[Dataset rows about figures]
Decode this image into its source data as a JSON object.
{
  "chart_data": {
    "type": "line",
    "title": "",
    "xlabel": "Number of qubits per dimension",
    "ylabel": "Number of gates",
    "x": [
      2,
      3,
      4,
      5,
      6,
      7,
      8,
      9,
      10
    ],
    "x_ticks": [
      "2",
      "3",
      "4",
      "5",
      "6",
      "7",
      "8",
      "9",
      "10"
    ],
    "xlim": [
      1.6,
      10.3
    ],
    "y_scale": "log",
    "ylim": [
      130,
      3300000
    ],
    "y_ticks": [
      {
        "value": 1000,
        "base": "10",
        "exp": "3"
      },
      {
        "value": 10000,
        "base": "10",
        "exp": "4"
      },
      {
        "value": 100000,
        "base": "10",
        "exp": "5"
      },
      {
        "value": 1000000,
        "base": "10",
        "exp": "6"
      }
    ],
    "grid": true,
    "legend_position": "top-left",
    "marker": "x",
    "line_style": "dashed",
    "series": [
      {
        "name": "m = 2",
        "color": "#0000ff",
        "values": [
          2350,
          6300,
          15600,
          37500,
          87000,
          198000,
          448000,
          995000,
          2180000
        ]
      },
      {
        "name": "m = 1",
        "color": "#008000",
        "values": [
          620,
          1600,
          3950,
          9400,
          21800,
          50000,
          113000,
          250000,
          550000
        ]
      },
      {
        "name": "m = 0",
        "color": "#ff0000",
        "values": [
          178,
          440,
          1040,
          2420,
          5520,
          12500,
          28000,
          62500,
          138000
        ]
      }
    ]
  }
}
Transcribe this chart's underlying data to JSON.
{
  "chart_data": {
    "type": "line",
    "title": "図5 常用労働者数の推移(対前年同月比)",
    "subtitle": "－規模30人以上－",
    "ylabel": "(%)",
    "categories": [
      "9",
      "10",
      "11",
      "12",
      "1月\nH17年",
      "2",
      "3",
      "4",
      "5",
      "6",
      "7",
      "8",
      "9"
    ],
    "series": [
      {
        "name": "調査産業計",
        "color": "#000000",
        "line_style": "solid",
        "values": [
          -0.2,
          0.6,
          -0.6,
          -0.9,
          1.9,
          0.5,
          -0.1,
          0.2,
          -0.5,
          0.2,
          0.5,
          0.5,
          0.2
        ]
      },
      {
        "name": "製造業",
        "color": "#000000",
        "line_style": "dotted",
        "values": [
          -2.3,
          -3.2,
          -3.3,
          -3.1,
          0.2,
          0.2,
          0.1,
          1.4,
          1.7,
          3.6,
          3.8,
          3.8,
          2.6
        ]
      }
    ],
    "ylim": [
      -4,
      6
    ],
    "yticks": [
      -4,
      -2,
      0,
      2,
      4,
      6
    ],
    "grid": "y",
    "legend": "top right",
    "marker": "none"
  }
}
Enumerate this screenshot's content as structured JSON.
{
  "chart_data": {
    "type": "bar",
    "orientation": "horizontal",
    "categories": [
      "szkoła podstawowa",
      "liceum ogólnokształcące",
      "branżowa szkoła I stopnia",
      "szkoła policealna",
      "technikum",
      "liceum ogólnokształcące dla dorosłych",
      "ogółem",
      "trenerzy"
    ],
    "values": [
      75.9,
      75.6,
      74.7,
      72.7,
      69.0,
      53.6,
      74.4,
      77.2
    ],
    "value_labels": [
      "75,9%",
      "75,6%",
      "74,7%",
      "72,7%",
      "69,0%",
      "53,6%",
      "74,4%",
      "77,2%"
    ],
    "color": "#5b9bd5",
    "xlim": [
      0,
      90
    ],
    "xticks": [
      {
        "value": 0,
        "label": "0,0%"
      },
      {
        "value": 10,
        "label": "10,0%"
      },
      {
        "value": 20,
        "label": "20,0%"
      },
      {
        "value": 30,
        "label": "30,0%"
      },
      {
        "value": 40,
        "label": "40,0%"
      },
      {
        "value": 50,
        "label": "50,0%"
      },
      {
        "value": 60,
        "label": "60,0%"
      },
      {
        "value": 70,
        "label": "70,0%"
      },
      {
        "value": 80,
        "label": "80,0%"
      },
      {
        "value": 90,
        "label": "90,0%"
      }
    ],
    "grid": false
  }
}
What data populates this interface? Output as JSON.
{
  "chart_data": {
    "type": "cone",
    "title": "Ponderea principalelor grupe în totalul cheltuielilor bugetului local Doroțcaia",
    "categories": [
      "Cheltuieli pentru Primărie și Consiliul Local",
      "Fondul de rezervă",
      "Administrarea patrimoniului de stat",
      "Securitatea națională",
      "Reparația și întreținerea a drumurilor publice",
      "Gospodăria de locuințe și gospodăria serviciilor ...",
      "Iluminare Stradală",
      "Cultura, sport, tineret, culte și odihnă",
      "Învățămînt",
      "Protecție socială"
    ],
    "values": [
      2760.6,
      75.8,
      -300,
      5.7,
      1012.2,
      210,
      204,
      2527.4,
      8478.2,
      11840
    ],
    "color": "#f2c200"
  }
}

TASK BRIEF: Your task is to reproduce the whole listing exactly.

RESULT BELOW:
Decode this image into its source data as a JSON object.
{
  "chart_data": {
    "type": "line",
    "title": "",
    "xlabel": "Number of qubits per dimension",
    "ylabel": "Number of gates",
    "x": [
      2,
      3,
      4,
      5,
      6,
      7,
      8,
      9,
      10
    ],
    "x_ticks": [
      "2",
      "3",
      "4",
      "5",
      "6",
      "7",
      "8",
      "9",
      "10"
    ],
    "xlim": [
      1.6,
      10.3
    ],
    "y_scale": "log",
    "ylim": [
      130,
      3300000
    ],
    "y_ticks": [
      {
        "value": 1000,
        "base": "10",
        "exp": "3"
      },
      {
        "value": 10000,
        "base": "10",
        "exp": "4"
      },
      {
        "value": 100000,
        "base": "10",
        "exp": "5"
      },
      {
        "value": 1000000,
        "base": "10",
        "exp": "6"
      }
    ],
    "grid": true,
    "legend_position": "top-left",
    "marker": "x",
    "line_style": "dashed",
    "series": [
      {
        "name": "m = 2",
        "color": "#0000ff",
        "values": [
          2350,
          6300,
          15600,
          37500,
          87000,
          198000,
          448000,
          995000,
          2180000
        ]
      },
      {
        "name": "m = 1",
        "color": "#008000",
        "values": [
          620,
          1600,
          3950,
          9400,
          21800,
          50000,
          113000,
          250000,
          550000
        ]
      },
      {
        "name": "m = 0",
        "color": "#ff0000",
        "values": [
          178,
          440,
          1040,
          2420,
          5520,
          12500,
          28000,
          62500,
          138000
        ]
      }
    ]
  }
}
Transcribe this chart's underlying data to JSON.
{
  "chart_data": {
    "type": "line",
    "title": "図5 常用労働者数の推移(対前年同月比)",
    "subtitle": "－規模30人以上－",
    "ylabel": "(%)",
    "categories": [
      "9",
      "10",
      "11",
      "12",
      "1月\nH17年",
      "2",
      "3",
      "4",
      "5",
      "6",
      "7",
      "8",
      "9"
    ],
    "series": [
      {
        "name": "調査産業計",
        "color": "#000000",
        "line_style": "solid",
        "values": [
          -0.2,
          0.6,
          -0.6,
          -0.9,
          1.9,
          0.5,
          -0.1,
          0.2,
          -0.5,
          0.2,
          0.5,
          0.5,
          0.2
        ]
      },
      {
        "name": "製造業",
        "color": "#000000",
        "line_style": "dotted",
        "values": [
          -2.3,
          -3.2,
          -3.3,
          -3.1,
          0.2,
          0.2,
          0.1,
          1.4,
          1.7,
          3.6,
          3.8,
          3.8,
          2.6
        ]
      }
    ],
    "ylim": [
      -4,
      6
    ],
    "yticks": [
      -4,
      -2,
      0,
      2,
      4,
      6
    ],
    "grid": "y",
    "legend": "top right",
    "marker": "none"
  }
}
Enumerate this screenshot's content as structured JSON.
{
  "chart_data": {
    "type": "bar",
    "orientation": "horizontal",
    "categories": [
      "szkoła podstawowa",
      "liceum ogólnokształcące",
      "branżowa szkoła I stopnia",
      "szkoła policealna",
      "technikum",
      "liceum ogólnokształcące dla dorosłych",
      "ogółem",
      "trenerzy"
    ],
    "values": [
      75.9,
      75.6,
      74.7,
      72.7,
      69.0,
      53.6,
      74.4,
      77.2
    ],
    "value_labels": [
      "75,9%",
      "75,6%",
      "74,7%",
      "72,7%",
      "69,0%",
      "53,6%",
      "74,4%",
      "77,2%"
    ],
    "color": "#5b9bd5",
    "xlim": [
      0,
      90
    ],
    "xticks": [
      {
        "value": 0,
        "label": "0,0%"
      },
      {
        "value": 10,
        "label": "10,0%"
      },
      {
        "value": 20,
        "label": "20,0%"
      },
      {
        "value": 30,
        "label": "30,0%"
      },
      {
        "value": 40,
        "label": "40,0%"
      },
      {
        "value": 50,
        "label": "50,0%"
      },
      {
        "value": 60,
        "label": "60,0%"
      },
      {
        "value": 70,
        "label": "70,0%"
      },
      {
        "value": 80,
        "label": "80,0%"
      },
      {
        "value": 90,
        "label": "90,0%"
      }
    ],
    "grid": false
  }
}
What data populates this interface? Output as JSON.
{
  "chart_data": {
    "type": "cone",
    "title": "Ponderea principalelor grupe în totalul cheltuielilor bugetului local Doroțcaia",
    "categories": [
      "Cheltuieli pentru Primărie și Consiliul Local",
      "Fondul de rezervă",
      "Administrarea patrimoniului de stat",
      "Securitatea națională",
      "Reparația și întreținerea a drumurilor publice",
      "Gospodăria de locuințe și gospodăria serviciilor ...",
      "Iluminare Stradală",
      "Cultura, sport, tineret, culte și odihnă",
      "Învățămînt",
      "Protecție socială"
    ],
    "values": [
      2760.6,
      75.8,
      -300,
      5.7,
      1012.2,
      210,
      204,
      2527.4,
      8478.2,
      11840
    ],
    "color": "#f2c200"
  }
}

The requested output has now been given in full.